## START
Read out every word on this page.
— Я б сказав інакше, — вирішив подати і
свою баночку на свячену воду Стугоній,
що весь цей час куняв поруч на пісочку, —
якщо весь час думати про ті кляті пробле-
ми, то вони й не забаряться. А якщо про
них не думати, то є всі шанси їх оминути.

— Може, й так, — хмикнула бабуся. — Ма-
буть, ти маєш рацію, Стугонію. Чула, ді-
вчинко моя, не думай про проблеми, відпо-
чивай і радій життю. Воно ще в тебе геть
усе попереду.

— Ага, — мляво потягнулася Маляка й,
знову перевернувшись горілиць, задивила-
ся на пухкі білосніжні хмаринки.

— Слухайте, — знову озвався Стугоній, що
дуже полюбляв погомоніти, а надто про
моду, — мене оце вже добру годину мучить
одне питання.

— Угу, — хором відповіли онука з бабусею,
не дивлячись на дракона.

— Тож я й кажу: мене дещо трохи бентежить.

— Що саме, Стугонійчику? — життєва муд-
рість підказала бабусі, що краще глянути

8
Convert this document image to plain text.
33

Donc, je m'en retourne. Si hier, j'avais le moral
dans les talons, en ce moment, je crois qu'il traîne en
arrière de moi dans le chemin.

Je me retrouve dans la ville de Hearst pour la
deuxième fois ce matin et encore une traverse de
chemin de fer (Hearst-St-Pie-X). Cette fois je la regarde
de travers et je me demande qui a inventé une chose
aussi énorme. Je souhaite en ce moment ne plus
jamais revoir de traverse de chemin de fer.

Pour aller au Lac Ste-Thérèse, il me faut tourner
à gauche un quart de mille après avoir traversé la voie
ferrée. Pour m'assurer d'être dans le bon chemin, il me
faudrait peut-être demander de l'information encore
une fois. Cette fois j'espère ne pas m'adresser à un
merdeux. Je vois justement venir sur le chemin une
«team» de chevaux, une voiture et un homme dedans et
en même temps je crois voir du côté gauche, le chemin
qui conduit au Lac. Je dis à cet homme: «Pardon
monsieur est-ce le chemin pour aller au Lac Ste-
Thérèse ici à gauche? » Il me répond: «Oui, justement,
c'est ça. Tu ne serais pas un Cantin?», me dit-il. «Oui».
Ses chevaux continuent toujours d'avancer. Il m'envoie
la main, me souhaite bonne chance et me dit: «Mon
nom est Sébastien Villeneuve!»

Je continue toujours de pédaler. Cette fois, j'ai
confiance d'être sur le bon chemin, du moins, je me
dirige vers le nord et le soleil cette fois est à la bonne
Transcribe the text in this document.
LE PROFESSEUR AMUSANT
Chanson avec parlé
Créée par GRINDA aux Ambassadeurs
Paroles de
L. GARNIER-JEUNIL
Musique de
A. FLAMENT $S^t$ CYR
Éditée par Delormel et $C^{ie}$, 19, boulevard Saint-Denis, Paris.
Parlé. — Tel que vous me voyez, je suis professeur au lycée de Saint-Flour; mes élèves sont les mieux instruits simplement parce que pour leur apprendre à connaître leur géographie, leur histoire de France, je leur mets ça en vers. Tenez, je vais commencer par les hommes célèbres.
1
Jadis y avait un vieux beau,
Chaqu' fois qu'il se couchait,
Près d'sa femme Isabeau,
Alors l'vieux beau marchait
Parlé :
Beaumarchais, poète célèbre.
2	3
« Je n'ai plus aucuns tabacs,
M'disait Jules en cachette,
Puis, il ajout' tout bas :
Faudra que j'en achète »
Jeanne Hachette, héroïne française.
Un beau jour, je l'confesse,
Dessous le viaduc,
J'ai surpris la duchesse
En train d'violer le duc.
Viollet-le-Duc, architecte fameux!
## END
→ **TASK GOAL**: All of the entries above should be written out again exactly.

→ **TASK OUTPUT**:
Read out every word on this page.
— Я б сказав інакше, — вирішив подати і
свою баночку на свячену воду Стугоній,
що весь цей час куняв поруч на пісочку, —
якщо весь час думати про ті кляті пробле-
ми, то вони й не забаряться. А якщо про
них не думати, то є всі шанси їх оминути.

— Може, й так, — хмикнула бабуся. — Ма-
буть, ти маєш рацію, Стугонію. Чула, ді-
вчинко моя, не думай про проблеми, відпо-
чивай і радій життю. Воно ще в тебе геть
усе попереду.

— Ага, — мляво потягнулася Маляка й,
знову перевернувшись горілиць, задивила-
ся на пухкі білосніжні хмаринки.

— Слухайте, — знову озвався Стугоній, що
дуже полюбляв погомоніти, а надто про
моду, — мене оце вже добру годину мучить
одне питання.

— Угу, — хором відповіли онука з бабусею,
не дивлячись на дракона.

— Тож я й кажу: мене дещо трохи бентежить.

— Що саме, Стугонійчику? — життєва муд-
рість підказала бабусі, що краще глянути

8
Convert this document image to plain text.
33

Donc, je m'en retourne. Si hier, j'avais le moral
dans les talons, en ce moment, je crois qu'il traîne en
arrière de moi dans le chemin.

Je me retrouve dans la ville de Hearst pour la
deuxième fois ce matin et encore une traverse de
chemin de fer (Hearst-St-Pie-X). Cette fois je la regarde
de travers et je me demande qui a inventé une chose
aussi énorme. Je souhaite en ce moment ne plus
jamais revoir de traverse de chemin de fer.

Pour aller au Lac Ste-Thérèse, il me faut tourner
à gauche un quart de mille après avoir traversé la voie
ferrée. Pour m'assurer d'être dans le bon chemin, il me
faudrait peut-être demander de l'information encore
une fois. Cette fois j'espère ne pas m'adresser à un
merdeux. Je vois justement venir sur le chemin une
«team» de chevaux, une voiture et un homme dedans et
en même temps je crois voir du côté gauche, le chemin
qui conduit au Lac. Je dis à cet homme: «Pardon
monsieur est-ce le chemin pour aller au Lac Ste-
Thérèse ici à gauche? » Il me répond: «Oui, justement,
c'est ça. Tu ne serais pas un Cantin?», me dit-il. «Oui».
Ses chevaux continuent toujours d'avancer. Il m'envoie
la main, me souhaite bonne chance et me dit: «Mon
nom est Sébastien Villeneuve!»

Je continue toujours de pédaler. Cette fois, j'ai
confiance d'être sur le bon chemin, du moins, je me
dirige vers le nord et le soleil cette fois est à la bonne
Transcribe the text in this document.
LE PROFESSEUR AMUSANT
Chanson avec parlé
Créée par GRINDA aux Ambassadeurs
Paroles de
L. GARNIER-JEUNIL
Musique de
A. FLAMENT $S^t$ CYR
Éditée par Delormel et $C^{ie}$, 19, boulevard Saint-Denis, Paris.
Parlé. — Tel que vous me voyez, je suis professeur au lycée de Saint-Flour; mes élèves sont les mieux instruits simplement parce que pour leur apprendre à connaître leur géographie, leur histoire de France, je leur mets ça en vers. Tenez, je vais commencer par les hommes célèbres.
1
Jadis y avait un vieux beau,
Chaqu' fois qu'il se couchait,
Près d'sa femme Isabeau,
Alors l'vieux beau marchait
Parlé :
Beaumarchais, poète célèbre.
2	3
« Je n'ai plus aucuns tabacs,
M'disait Jules en cachette,
Puis, il ajout' tout bas :
Faudra que j'en achète »
Jeanne Hachette, héroïne française.
Un beau jour, je l'confesse,
Dessous le viaduc,
J'ai surpris la duchesse
En train d'violer le duc.
Viollet-le-Duc, architecte fameux!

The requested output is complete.